— SET EXERCISE —
Copy out each line of the data holding "with".

(Dataset entries)

+ + + + + + +

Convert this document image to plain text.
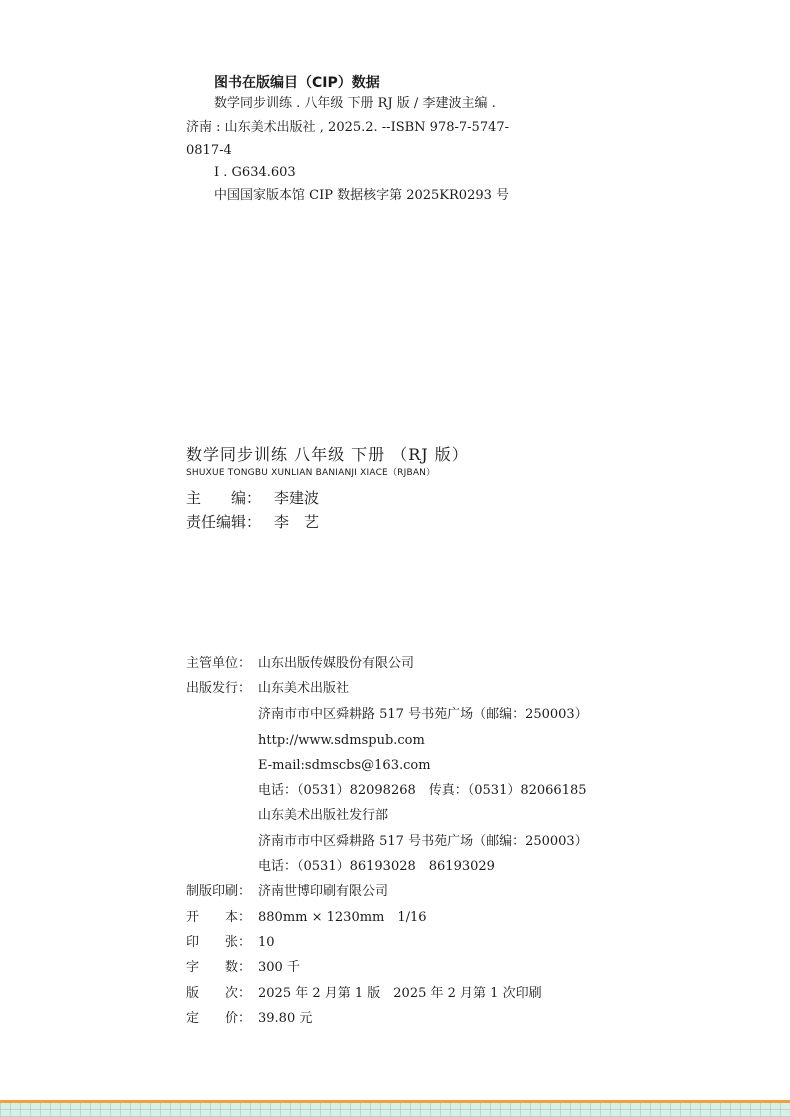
图书在版编目（CIP）数据
数学同步训练 . 八年级 下册 RJ 版 / 李建波主编 .
济南 : 山东美术出版社 , 2025.2. --ISBN 978-7-5747-
0817-4
Ⅰ . G634.603
中国国家版本馆 CIP 数据核字第 2025KR0293 号
数学同步训练 八年级 下册 （RJ 版）
SHUXUE TONGBU XUNLIAN BANIANJI XIACE（RJBAN）
主　　编： 李建波
责任编辑： 李　艺
主管单位： 山东出版传媒股份有限公司
出版发行： 山东美术出版社
济南市市中区舜耕路 517 号书苑广场（邮编：250003）
http://www.sdmspub.com
E-mail:sdmscbs@163.com
电话：（0531）82098268　传真：（0531）82066185
山东美术出版社发行部
济南市市中区舜耕路 517 号书苑广场（邮编：250003）
电话：（0531）86193028　86193029
制版印刷： 济南世博印刷有限公司
开　　本： 880mm × 1230mm　1/16
印　　张： 10
字　　数： 300 千
版　　次： 2025 年 2 月第 1 版　2025 年 2 月第 1 次印刷
定　　价： 39.80 元
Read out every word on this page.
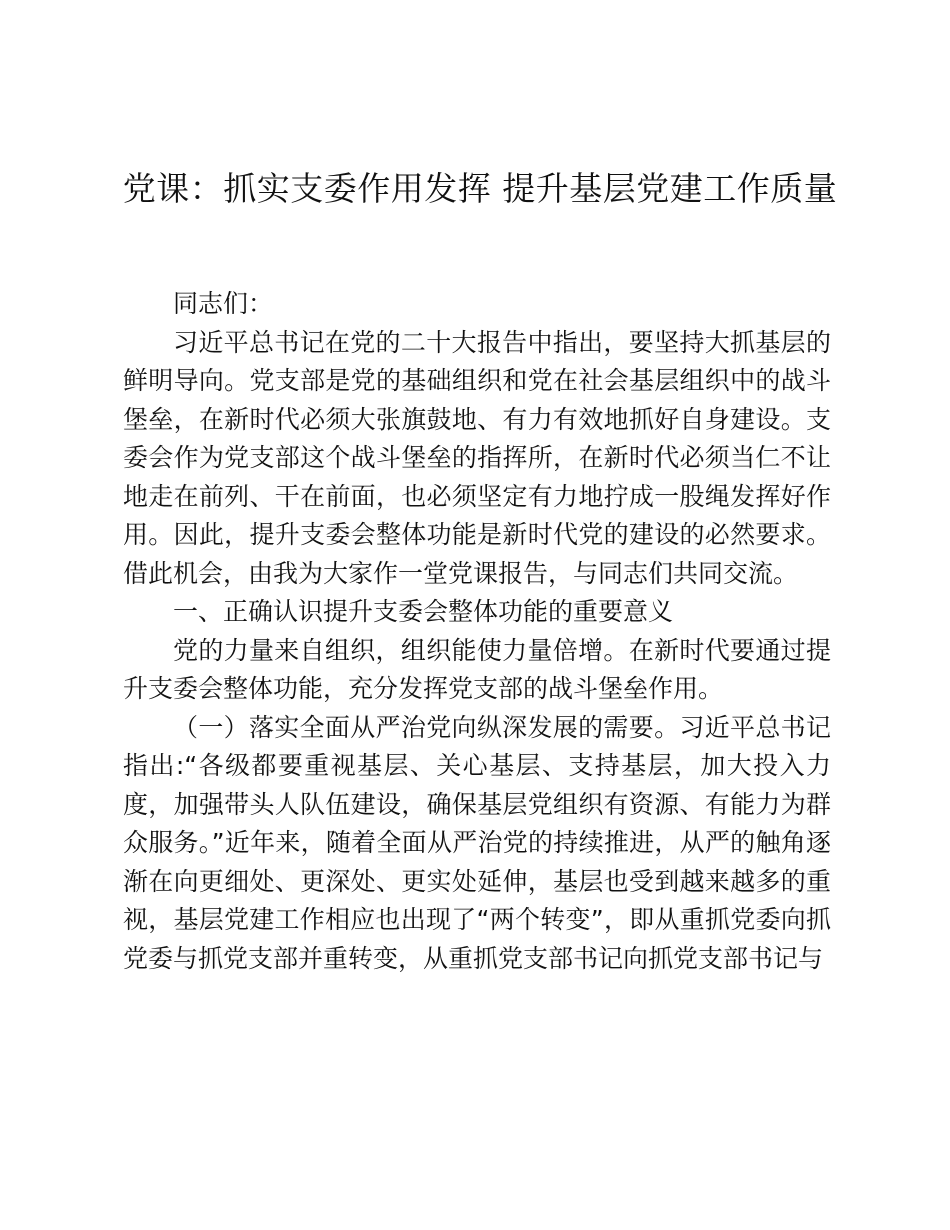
党课：抓实支委作用发挥 提升基层党建工作质量

同志们：

习近平总书记在党的二十大报告中指出，要坚持大抓基层的鲜明导向。党支部是党的基础组织和党在社会基层组织中的战斗堡垒，在新时代必须大张旗鼓地、有力有效地抓好自身建设。支委会作为党支部这个战斗堡垒的指挥所，在新时代必须当仁不让地走在前列、干在前面，也必须坚定有力地拧成一股绳发挥好作用。因此，提升支委会整体功能是新时代党的建设的必然要求。借此机会，由我为大家作一堂党课报告，与同志们共同交流。

一、正确认识提升支委会整体功能的重要意义

党的力量来自组织，组织能使力量倍增。在新时代要通过提升支委会整体功能，充分发挥党支部的战斗堡垒作用。

（一）落实全面从严治党向纵深发展的需要。习近平总书记指出:“各级都要重视基层、关心基层、支持基层，加大投入力度，加强带头人队伍建设，确保基层党组织有资源、有能力为群众服务。”近年来，随着全面从严治党的持续推进，从严的触角逐渐在向更细处、更深处、更实处延伸，基层也受到越来越多的重视，基层党建工作相应也出现了“两个转变”，即从重抓党委向抓党委与抓党支部并重转变，从重抓党支部书记向抓党支部书记与
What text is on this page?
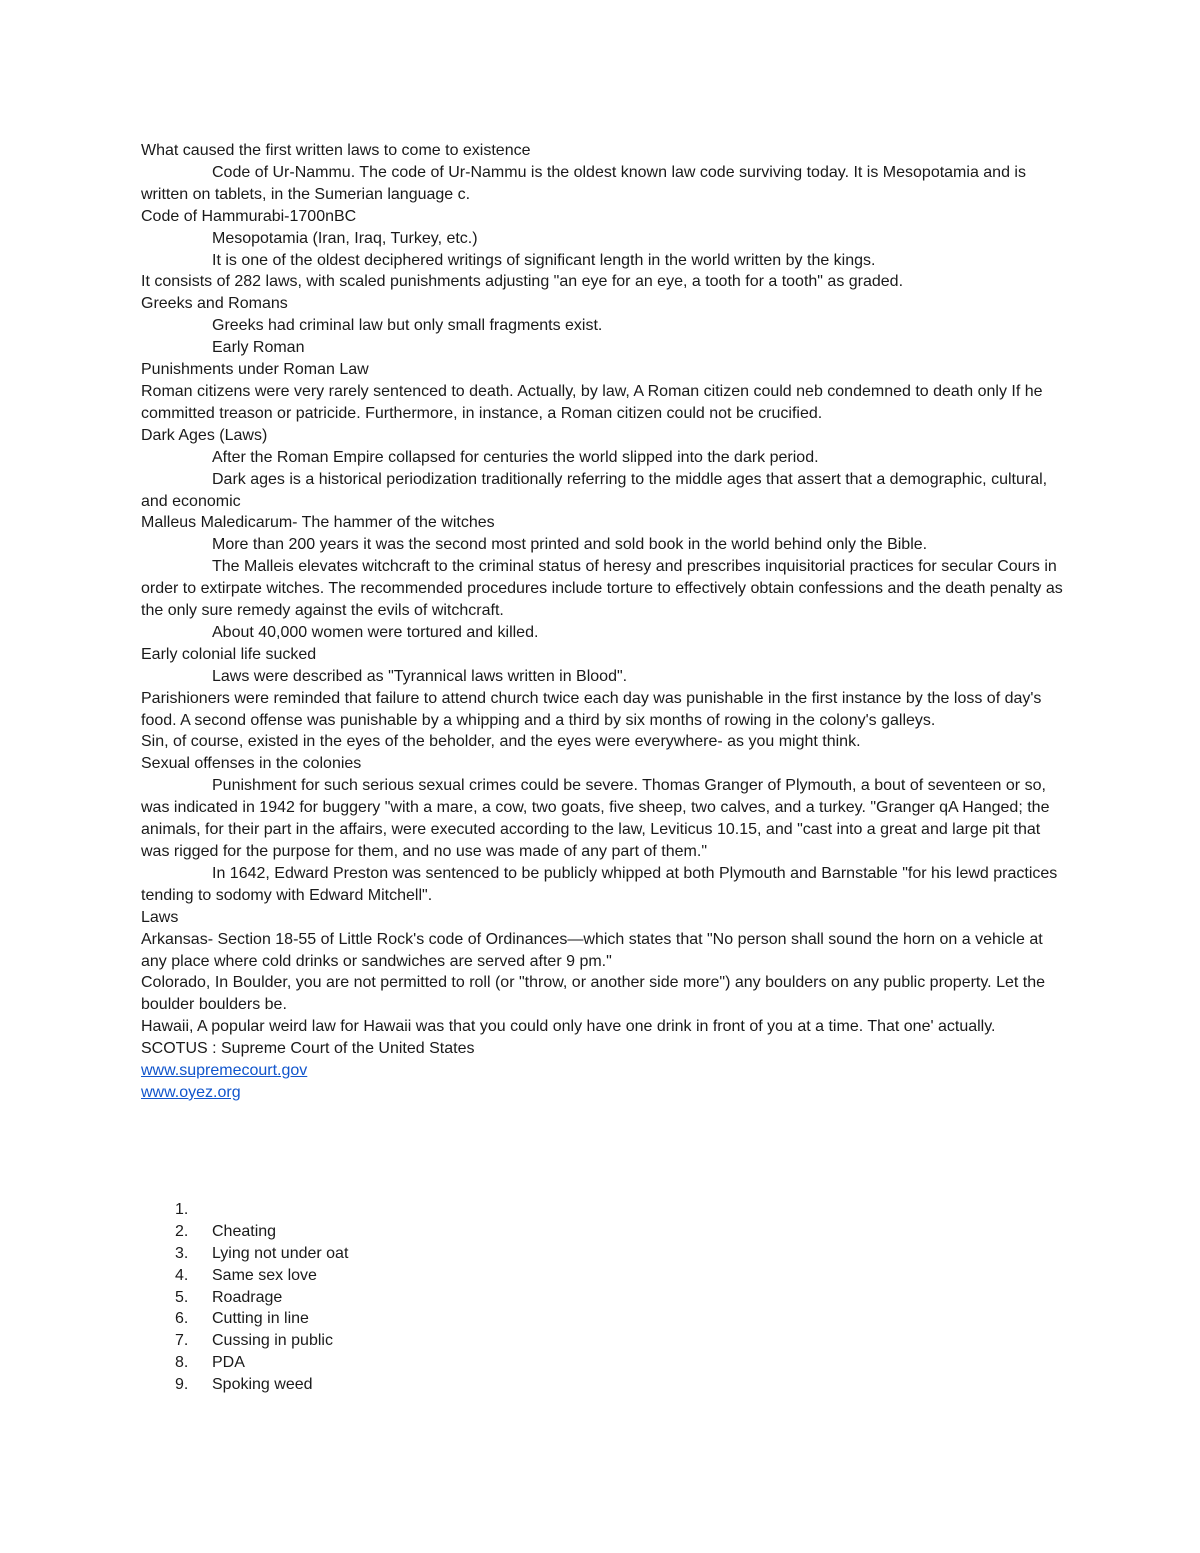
What caused the first written laws to come to existence

Code of Ur-Nammu. The code of Ur-Nammu is the oldest known law code surviving today. It is Mesopotamia and is written on tablets, in the Sumerian language c.

Code of Hammurabi-1700nBC

Mesopotamia (Iran, Iraq, Turkey, etc.)

It is one of the oldest deciphered writings of significant length in the world written by the kings.

It consists of 282 laws, with scaled punishments adjusting "an eye for an eye, a tooth for a tooth" as graded.

Greeks and Romans

Greeks had criminal law but only small fragments exist.

Early Roman

Punishments under Roman Law

Roman citizens were very rarely sentenced to death. Actually, by law, A Roman citizen could neb condemned to death only If he committed treason or patricide. Furthermore, in instance, a Roman citizen could not be crucified.

Dark Ages (Laws)

After the Roman Empire collapsed for centuries the world slipped into the dark period.

Dark ages is a historical periodization traditionally referring to the middle ages that assert that a demographic, cultural, and economic

Malleus Maledicarum- The hammer of the witches

More than 200 years it was the second most printed and sold book in the world behind only the Bible.

The Malleis elevates witchcraft to the criminal status of heresy and prescribes inquisitorial practices for secular Cours in order to extirpate witches. The recommended procedures include torture to effectively obtain confessions and the death penalty as the only sure remedy against the evils of witchcraft.

About 40,000 women were tortured and killed.

Early colonial life sucked

Laws were described as "Tyrannical laws written in Blood".

Parishioners were reminded that failure to attend church twice each day was punishable in the first instance by the loss of day's food. A second offense was punishable by a whipping and a third by six months of rowing in the colony's galleys.

Sin, of course, existed in the eyes of the beholder, and the eyes were everywhere- as you might think.

Sexual offenses in the colonies

Punishment for such serious sexual crimes could be severe. Thomas Granger of Plymouth, a bout of seventeen or so, was indicated in 1942 for buggery "with a mare, a cow, two goats, five sheep, two calves, and a turkey. "Granger qA Hanged; the animals, for their part in the affairs, were executed according to the law, Leviticus 10.15, and "cast into a great and large pit that was rigged for the purpose for them, and no use was made of any part of them."

In 1642, Edward Preston was sentenced to be publicly whipped at both Plymouth and Barnstable "for his lewd practices tending to sodomy with Edward Mitchell".

Laws

Arkansas- Section 18-55 of Little Rock's code of Ordinances—which states that "No person shall sound the horn on a vehicle at any place where cold drinks or sandwiches are served after 9 pm."

Colorado, In Boulder, you are not permitted to roll (or "throw, or another side more") any boulders on any public property. Let the boulder boulders be.

Hawaii, A popular weird law for Hawaii was that you could only have one drink in front of you at a time. That one' actually.

SCOTUS : Supreme Court of the United States

www.supremecourt.gov

www.oyez.org

1.
2. Cheating
3. Lying not under oat
4. Same sex love
5. Roadrage
6. Cutting in line
7. Cussing in public
8. PDA
9. Spoking weed
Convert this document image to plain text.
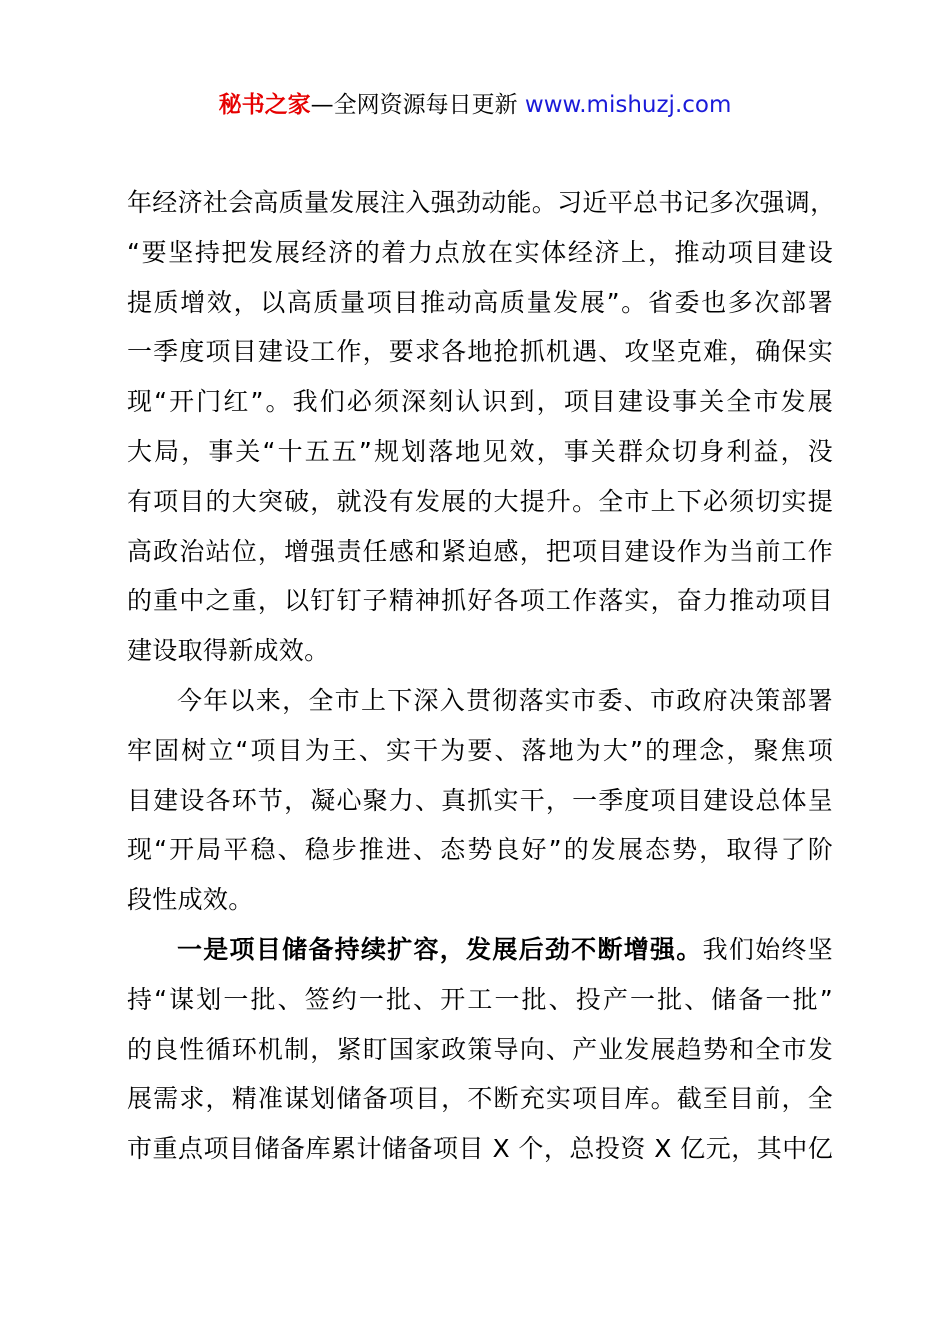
秘书之家—全网资源每日更新 www.mishuzj.com
年经济社会高质量发展注入强劲动能。习近平总书记多次强调，
“要坚持把发展经济的着力点放在实体经济上，推动项目建设
提质增效，以高质量项目推动高质量发展”。省委也多次部署
一季度项目建设工作，要求各地抢抓机遇、攻坚克难，确保实
现“开门红”。我们必须深刻认识到，项目建设事关全市发展
大局，事关“十五五”规划落地见效，事关群众切身利益，没
有项目的大突破，就没有发展的大提升。全市上下必须切实提
高政治站位，增强责任感和紧迫感，把项目建设作为当前工作
的重中之重，以钉钉子精神抓好各项工作落实，奋力推动项目
建设取得新成效。
今年以来，全市上下深入贯彻落实市委、市政府决策部署
牢固树立“项目为王、实干为要、落地为大”的理念，聚焦项
目建设各环节，凝心聚力、真抓实干，一季度项目建设总体呈
现“开局平稳、稳步推进、态势良好”的发展态势，取得了阶
段性成效。
一是项目储备持续扩容，发展后劲不断增强。我们始终坚
持“谋划一批、签约一批、开工一批、投产一批、储备一批”
的良性循环机制，紧盯国家政策导向、产业发展趋势和全市发
展需求，精准谋划储备项目，不断充实项目库。截至目前，全
市重点项目储备库累计储备项目 X 个，总投资 X 亿元，其中亿
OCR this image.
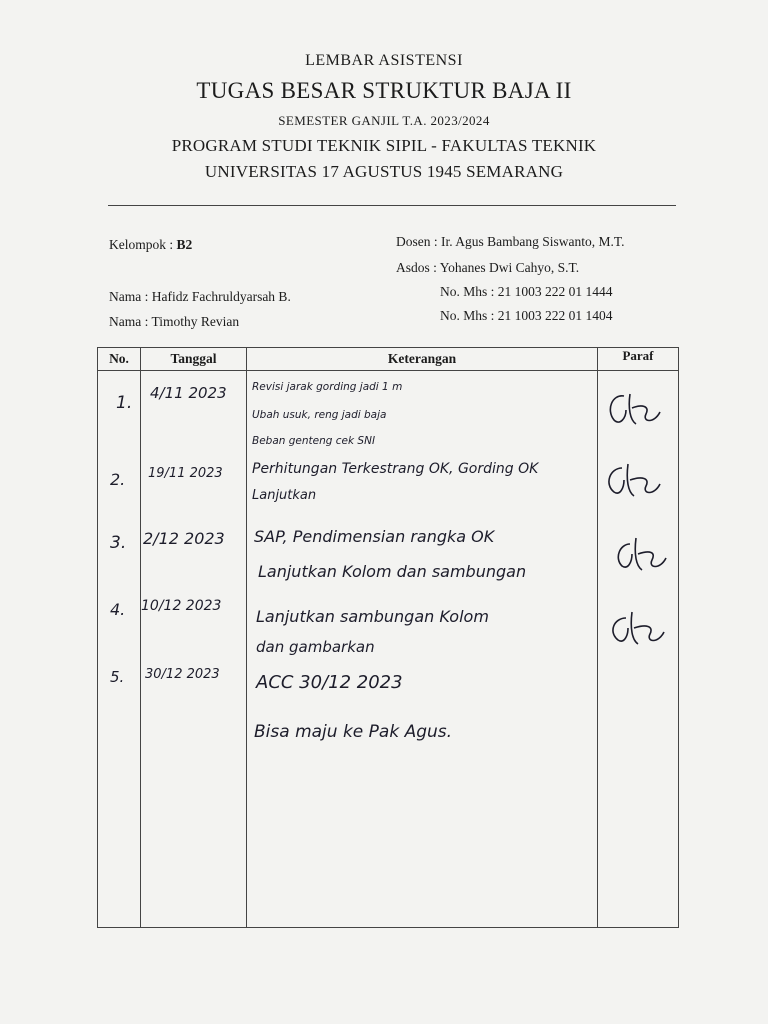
LEMBAR ASISTENSI
TUGAS BESAR STRUKTUR BAJA II
SEMESTER GANJIL T.A. 2023/2024
PROGRAM STUDI TEKNIK SIPIL - FAKULTAS TEKNIK
UNIVERSITAS 17 AGUSTUS 1945 SEMARANG
Kelompok : B2	Dosen : Ir. Agus Bambang Siswanto, M.T.
Asdos : Yohanes Dwi Cahyo, S.T.
Nama : Hafidz Fachruldyarsah B.	No. Mhs : 21 1003 222 01 1444
Nama : Timothy Revian	No. Mhs : 21 1003 222 01 1404
No.	Tanggal	Keterangan	Paraf

1. 4/11 2023 Revisi jarak gording jadi 1 m
Ubah usuk, reng jadi baja
Beban genteng cek SNI
2. 19/11 2023 Perhitungan Terkestrang OK, Gording OK
Lanjutkan
3. 2/12 2023 SAP, Pendimensian rangka OK
Lanjutkan Kolom dan sambungan
4. 10/12 2023
Lanjutkan sambungan Kolom
dan gambarkan
5. 30/12 2023 ACC 30/12 2023
Bisa maju ke Pak Agus.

+ + + + + + +

— RESULT FOR THIS TASK —
It consists of 282 laws, with scaled punishments adjusting "an eye for an eye, a tooth for a tooth" as graded.
Punishment for such serious sexual crimes could be severe. Thomas Granger of Plymouth, a bout of seventeen or so, was indicated in 1942 for buggery "with a mare, a cow, two goats, five sheep, two calves, and a turkey. "Granger qA Hanged; the animals, for their part in the affairs, were executed according to the law, Leviticus 10.15, and "cast into a great and large pit that was rigged for the purpose for them, and no use was made of any part of them."
In 1642, Edward Preston was sentenced to be publicly whipped at both Plymouth and Barnstable "for his lewd practices tending to sodomy with Edward Mitchell".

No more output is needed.